__Task description__
Leave out any pictures and transcribe all other data below exactly.

__Dataset records__
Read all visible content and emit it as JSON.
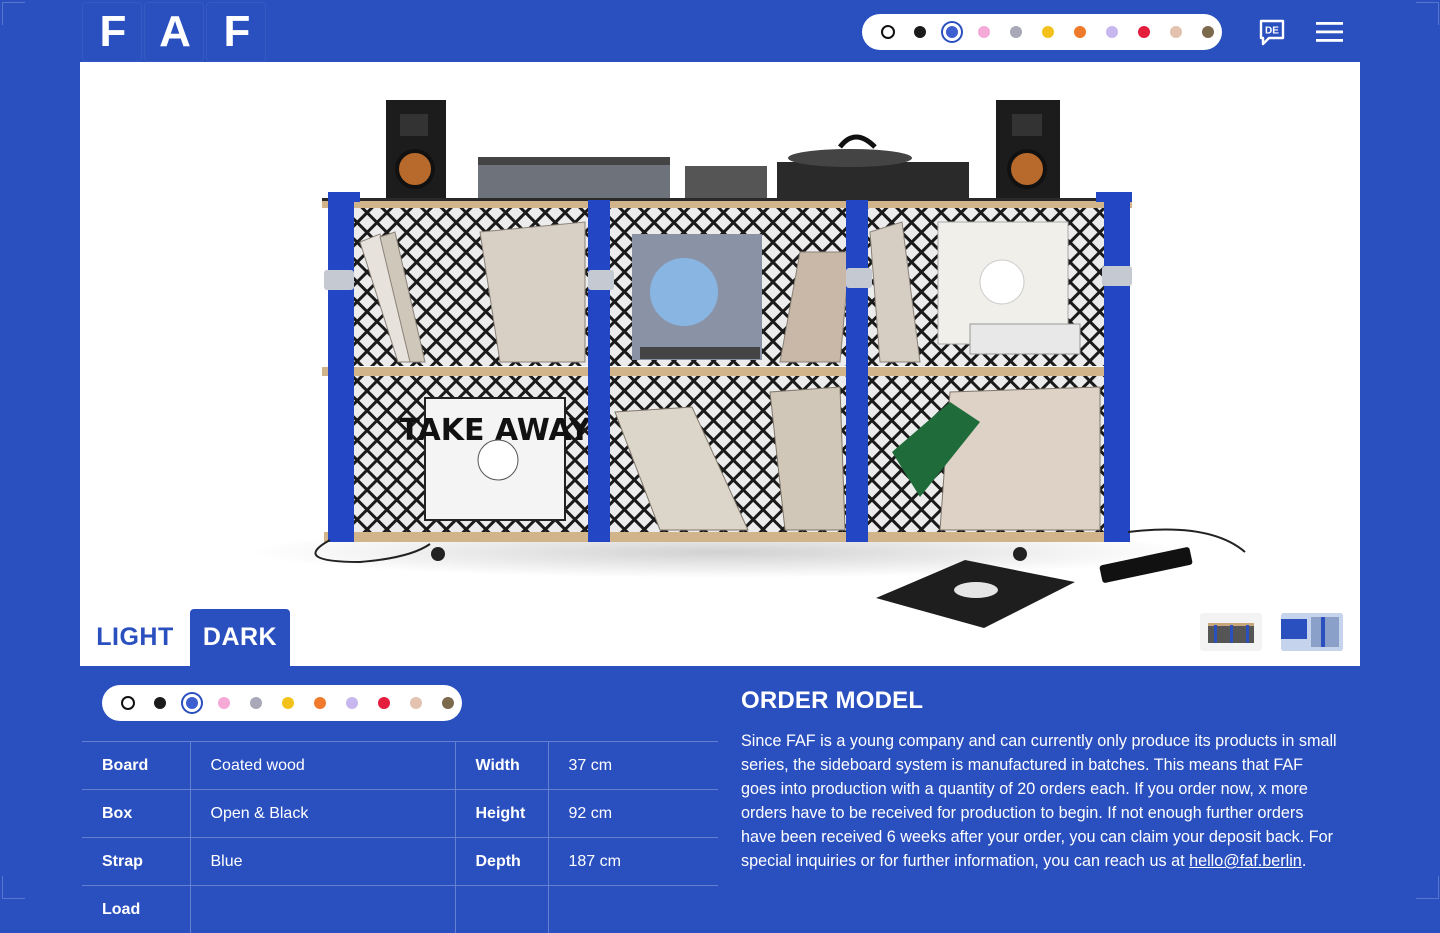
{
  "brand": {
    "letters": [
      "F",
      "A",
      "F"
    ]
  },
  "colors": {
    "accent": "#2a4fbf",
    "swatches": [
      "#ffffff",
      "#1b1b1b",
      "#3d5fcf",
      "#f5a9d6",
      "#a8a8b8",
      "#f2c21b",
      "#f07a2b",
      "#c8b6ef",
      "#e51d3c",
      "#e3c2b0",
      "#7c6a4d"
    ],
    "selected_swatch_index": 2
  },
  "header": {
    "language_label": "DE",
    "menu_icon": "hamburger-icon",
    "language_icon": "speech-bubble-icon"
  },
  "variants": {
    "light": "LIGHT",
    "dark": "DARK",
    "active": "DARK"
  },
  "specs": {
    "rows": [
      {
        "k1": "Board",
        "v1": "Coated wood",
        "k2": "Width",
        "v2": "37 cm"
      },
      {
        "k1": "Box",
        "v1": "Open & Black",
        "k2": "Height",
        "v2": "92 cm"
      },
      {
        "k1": "Strap",
        "v1": "Blue",
        "k2": "Depth",
        "v2": "187 cm"
      },
      {
        "k1": "Load",
        "v1": "",
        "k2": "",
        "v2": ""
      }
    ]
  },
  "order": {
    "title": "ORDER MODEL",
    "text": "Since FAF is a young company and can currently only produce its products in small series, the sideboard system is manufactured in batches. This means that FAF goes into production with a quantity of 20 orders each. If you order now, x more orders have to be received for production to begin. If not enough further orders have been received 6 weeks after your order, you can claim your deposit back. For special inquiries or for further information, you can reach us at ",
    "email": "hello@faf.berlin",
    "end": "."
  }
}
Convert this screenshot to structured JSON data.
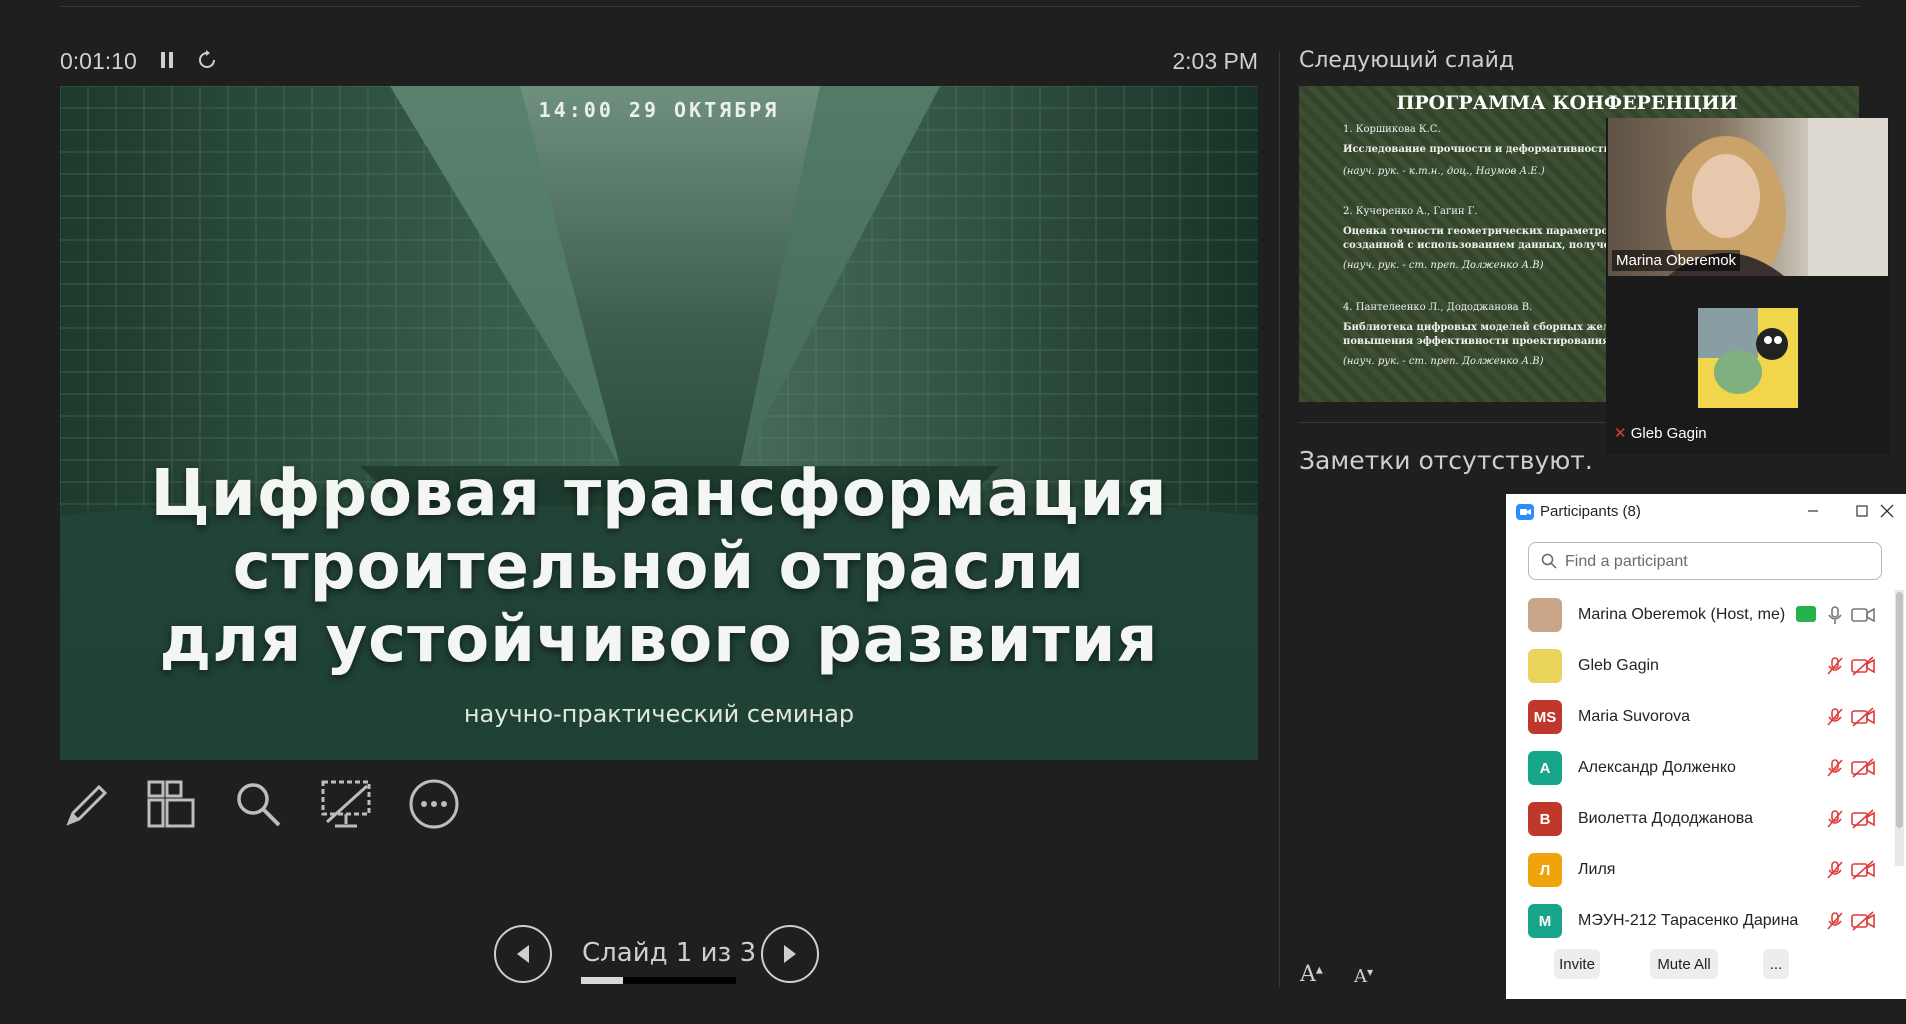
{
  "presenter": {
    "timer": "0:01:10",
    "clock": "2:03 PM",
    "current_slide": {
      "date": "14:00 29 ОКТЯБРЯ",
      "title_lines": [
        "Цифровая трансформация",
        "строительной отрасли",
        "для устойчивого развития"
      ],
      "subtitle": "научно-практический семинар"
    },
    "tools": [
      "pen-icon",
      "slides-grid-icon",
      "zoom-icon",
      "screen-toggle-icon",
      "more-icon"
    ],
    "slide_counter": "Слайд 1 из 3",
    "progress": 0.27
  },
  "next_slide": {
    "label": "Следующий слайд",
    "title": "ПРОГРАММА КОНФЕРЕНЦИИ",
    "items": [
      {
        "author": "1. Коршикова К.С.",
        "topic": "Исследование прочности и деформативности ст",
        "topic2": "",
        "advisor": "(науч. рук. - к.т.н., доц., Наумов А.Е.)"
      },
      {
        "author": "2. Кучеренко А., Гагин Г.",
        "topic": "Оценка точности геометрических параметров ц",
        "topic2": "созданной с использованием данных, получени",
        "advisor": "(науч. рук. - ст. преп. Долженко А.В)"
      },
      {
        "author": "4. Пантелеенко Л., Дододжанова В.",
        "topic": "Библиотека цифровых моделей сборных железо",
        "topic2": "повышения эффективности проектирования об",
        "advisor": "(науч. рук. - ст. преп. Долженко А.В)"
      }
    ]
  },
  "notes": {
    "text": "Заметки отсутствуют.",
    "font_increase": "A",
    "font_decrease": "A"
  },
  "videos": [
    {
      "name": "Marina Oberemok"
    },
    {
      "name": "Gleb Gagin"
    }
  ],
  "participants": {
    "title": "Participants (8)",
    "search_placeholder": "Find a participant",
    "list": [
      {
        "name": "Marina Oberemok (Host, me)",
        "initials": "",
        "color": "#c9a68a"
      },
      {
        "name": "Gleb Gagin",
        "initials": "",
        "color": "#e9d35a"
      },
      {
        "name": "Maria Suvorova",
        "initials": "MS",
        "color": "#c0382b"
      },
      {
        "name": "Александр Долженко",
        "initials": "А",
        "color": "#17a589"
      },
      {
        "name": "Виолетта Дододжанова",
        "initials": "В",
        "color": "#c0382b"
      },
      {
        "name": "Лиля",
        "initials": "Л",
        "color": "#f0a30a"
      },
      {
        "name": "МЭУН-212 Тарасенко Дарина",
        "initials": "М",
        "color": "#17a589"
      }
    ],
    "buttons": {
      "invite": "Invite",
      "mute_all": "Mute All",
      "more": "..."
    }
  }
}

__Answer to the exercise__
Read all visible content and emit it as JSON.
{
  "brand": {
    "letters": [
      "F",
      "A",
      "F"
    ]
  },
  "colors": {
    "accent": "#2a4fbf",
    "swatches": [
      "#ffffff",
      "#1b1b1b",
      "#3d5fcf",
      "#f5a9d6",
      "#a8a8b8",
      "#f2c21b",
      "#f07a2b",
      "#c8b6ef",
      "#e51d3c",
      "#e3c2b0",
      "#7c6a4d"
    ],
    "selected_swatch_index": 2
  },
  "header": {
    "language_label": "DE",
    "menu_icon": "hamburger-icon",
    "language_icon": "speech-bubble-icon"
  },
  "variants": {
    "light": "LIGHT",
    "dark": "DARK",
    "active": "DARK"
  },
  "specs": {
    "rows": [
      {
        "k1": "Board",
        "v1": "Coated wood",
        "k2": "Width",
        "v2": "37 cm"
      },
      {
        "k1": "Box",
        "v1": "Open & Black",
        "k2": "Height",
        "v2": "92 cm"
      },
      {
        "k1": "Strap",
        "v1": "Blue",
        "k2": "Depth",
        "v2": "187 cm"
      },
      {
        "k1": "Load",
        "v1": "",
        "k2": "",
        "v2": ""
      }
    ]
  },
  "order": {
    "title": "ORDER MODEL",
    "text": "Since FAF is a young company and can currently only produce its products in small series, the sideboard system is manufactured in batches. This means that FAF goes into production with a quantity of 20 orders each. If you order now, x more orders have to be received for production to begin. If not enough further orders have been received 6 weeks after your order, you can claim your deposit back. For special inquiries or for further information, you can reach us at ",
    "email": "hello@faf.berlin",
    "end": "."
  }
}
Convert this screenshot to structured JSON data.
{
  "presenter": {
    "timer": "0:01:10",
    "clock": "2:03 PM",
    "current_slide": {
      "date": "14:00 29 ОКТЯБРЯ",
      "title_lines": [
        "Цифровая трансформация",
        "строительной отрасли",
        "для устойчивого развития"
      ],
      "subtitle": "научно-практический семинар"
    },
    "tools": [
      "pen-icon",
      "slides-grid-icon",
      "zoom-icon",
      "screen-toggle-icon",
      "more-icon"
    ],
    "slide_counter": "Слайд 1 из 3",
    "progress": 0.27
  },
  "next_slide": {
    "label": "Следующий слайд",
    "title": "ПРОГРАММА КОНФЕРЕНЦИИ",
    "items": [
      {
        "author": "1. Коршикова К.С.",
        "topic": "Исследование прочности и деформативности ст",
        "topic2": "",
        "advisor": "(науч. рук. - к.т.н., доц., Наумов А.Е.)"
      },
      {
        "author": "2. Кучеренко А., Гагин Г.",
        "topic": "Оценка точности геометрических параметров ц",
        "topic2": "созданной с использованием данных, получени",
        "advisor": "(науч. рук. - ст. преп. Долженко А.В)"
      },
      {
        "author": "4. Пантелеенко Л., Дододжанова В.",
        "topic": "Библиотека цифровых моделей сборных железо",
        "topic2": "повышения эффективности проектирования об",
        "advisor": "(науч. рук. - ст. преп. Долженко А.В)"
      }
    ]
  },
  "notes": {
    "text": "Заметки отсутствуют.",
    "font_increase": "A",
    "font_decrease": "A"
  },
  "videos": [
    {
      "name": "Marina Oberemok"
    },
    {
      "name": "Gleb Gagin"
    }
  ],
  "participants": {
    "title": "Participants (8)",
    "search_placeholder": "Find a participant",
    "list": [
      {
        "name": "Marina Oberemok (Host, me)",
        "initials": "",
        "color": "#c9a68a"
      },
      {
        "name": "Gleb Gagin",
        "initials": "",
        "color": "#e9d35a"
      },
      {
        "name": "Maria Suvorova",
        "initials": "MS",
        "color": "#c0382b"
      },
      {
        "name": "Александр Долженко",
        "initials": "А",
        "color": "#17a589"
      },
      {
        "name": "Виолетта Дододжанова",
        "initials": "В",
        "color": "#c0382b"
      },
      {
        "name": "Лиля",
        "initials": "Л",
        "color": "#f0a30a"
      },
      {
        "name": "МЭУН-212 Тарасенко Дарина",
        "initials": "М",
        "color": "#17a589"
      }
    ],
    "buttons": {
      "invite": "Invite",
      "mute_all": "Mute All",
      "more": "..."
    }
  }
}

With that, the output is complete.